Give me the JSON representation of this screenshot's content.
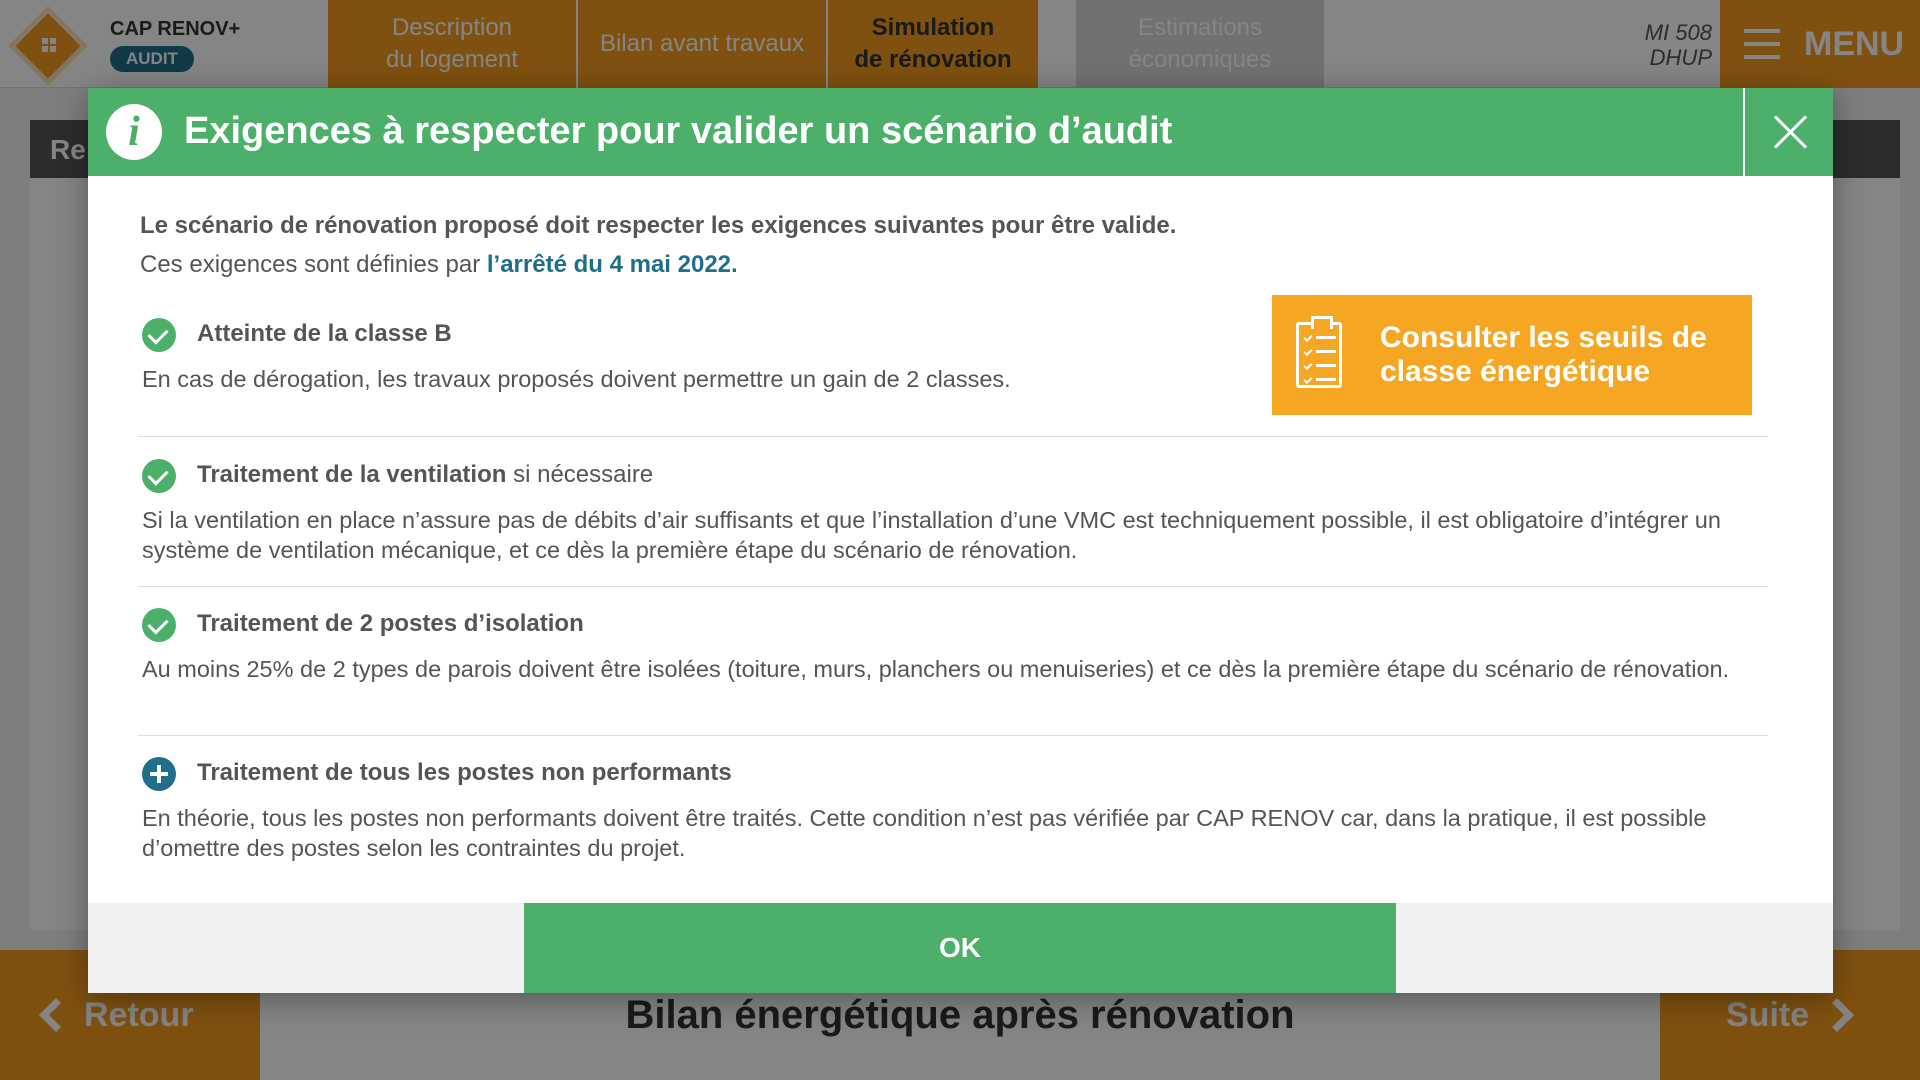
{
  "app": {
    "logo_title": "CAP RENOV+",
    "logo_badge": "AUDIT",
    "version_line1": "MI 508",
    "version_line2": "DHUP",
    "menu_label": "MENU"
  },
  "tabs": [
    {
      "line1": "Description",
      "line2": "du logement"
    },
    {
      "line1": "Bilan avant travaux",
      "line2": ""
    },
    {
      "line1": "Simulation",
      "line2": "de rénovation"
    },
    {
      "line1": "Estimations",
      "line2": "économiques"
    }
  ],
  "background": {
    "left_panel_header": "Re"
  },
  "bottom": {
    "back_label": "Retour",
    "title": "Bilan énergétique après rénovation",
    "next_label": "Suite"
  },
  "modal": {
    "title": "Exigences à respecter pour valider un scénario d’audit",
    "intro_bold": "Le scénario de rénovation proposé doit respecter les exigences suivantes pour être valide.",
    "intro_prefix": "Ces exigences sont définies par ",
    "intro_link": "l’arrêté du 4 mai 2022.",
    "seuils_button": "Consulter les seuils de classe énergétique",
    "requirements": [
      {
        "title": "Atteinte de la classe B",
        "suffix": "",
        "desc": "En cas de dérogation, les travaux proposés doivent permettre un gain de 2 classes.",
        "icon": "check-circle-icon"
      },
      {
        "title": "Traitement de la ventilation",
        "suffix": " si nécessaire",
        "desc": "Si la ventilation en place n’assure pas de débits d’air suffisants et que l’installation d’une VMC est techniquement possible, il est obligatoire d’intégrer un système de ventilation mécanique, et ce dès la première étape du scénario de rénovation.",
        "icon": "check-circle-icon"
      },
      {
        "title": "Traitement de 2 postes d’isolation",
        "suffix": "",
        "desc": "Au moins 25% de 2 types de parois doivent être isolées (toiture, murs, planchers ou menuiseries) et ce dès la première étape du scénario de rénovation.",
        "icon": "check-circle-icon"
      },
      {
        "title": "Traitement de tous les postes non performants",
        "suffix": "",
        "desc": "En théorie, tous les postes non performants doivent être traités. Cette condition n’est pas vérifiée par CAP RENOV car, dans la pratique, il est possible d’omettre des postes selon les contraintes du projet.",
        "icon": "plus-circle-icon"
      }
    ],
    "ok_label": "OK"
  },
  "colors": {
    "green": "#4caf6a",
    "orange": "#f39c1f",
    "blue": "#1f6f8b"
  }
}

═══

Repeat the records above exactly, leaving out the pictures.

Correct answer —
Give me the JSON representation of this screenshot's content.
{
  "app": {
    "logo_title": "CAP RENOV+",
    "logo_badge": "AUDIT",
    "version_line1": "MI 508",
    "version_line2": "DHUP",
    "menu_label": "MENU"
  },
  "tabs": [
    {
      "line1": "Description",
      "line2": "du logement"
    },
    {
      "line1": "Bilan avant travaux",
      "line2": ""
    },
    {
      "line1": "Simulation",
      "line2": "de rénovation"
    },
    {
      "line1": "Estimations",
      "line2": "économiques"
    }
  ],
  "background": {
    "left_panel_header": "Re"
  },
  "bottom": {
    "back_label": "Retour",
    "title": "Bilan énergétique après rénovation",
    "next_label": "Suite"
  },
  "modal": {
    "title": "Exigences à respecter pour valider un scénario d’audit",
    "intro_bold": "Le scénario de rénovation proposé doit respecter les exigences suivantes pour être valide.",
    "intro_prefix": "Ces exigences sont définies par ",
    "intro_link": "l’arrêté du 4 mai 2022.",
    "seuils_button": "Consulter les seuils de classe énergétique",
    "requirements": [
      {
        "title": "Atteinte de la classe B",
        "suffix": "",
        "desc": "En cas de dérogation, les travaux proposés doivent permettre un gain de 2 classes.",
        "icon": "check-circle-icon"
      },
      {
        "title": "Traitement de la ventilation",
        "suffix": " si nécessaire",
        "desc": "Si la ventilation en place n’assure pas de débits d’air suffisants et que l’installation d’une VMC est techniquement possible, il est obligatoire d’intégrer un système de ventilation mécanique, et ce dès la première étape du scénario de rénovation.",
        "icon": "check-circle-icon"
      },
      {
        "title": "Traitement de 2 postes d’isolation",
        "suffix": "",
        "desc": "Au moins 25% de 2 types de parois doivent être isolées (toiture, murs, planchers ou menuiseries) et ce dès la première étape du scénario de rénovation.",
        "icon": "check-circle-icon"
      },
      {
        "title": "Traitement de tous les postes non performants",
        "suffix": "",
        "desc": "En théorie, tous les postes non performants doivent être traités. Cette condition n’est pas vérifiée par CAP RENOV car, dans la pratique, il est possible d’omettre des postes selon les contraintes du projet.",
        "icon": "plus-circle-icon"
      }
    ],
    "ok_label": "OK"
  },
  "colors": {
    "green": "#4caf6a",
    "orange": "#f39c1f",
    "blue": "#1f6f8b"
  }
}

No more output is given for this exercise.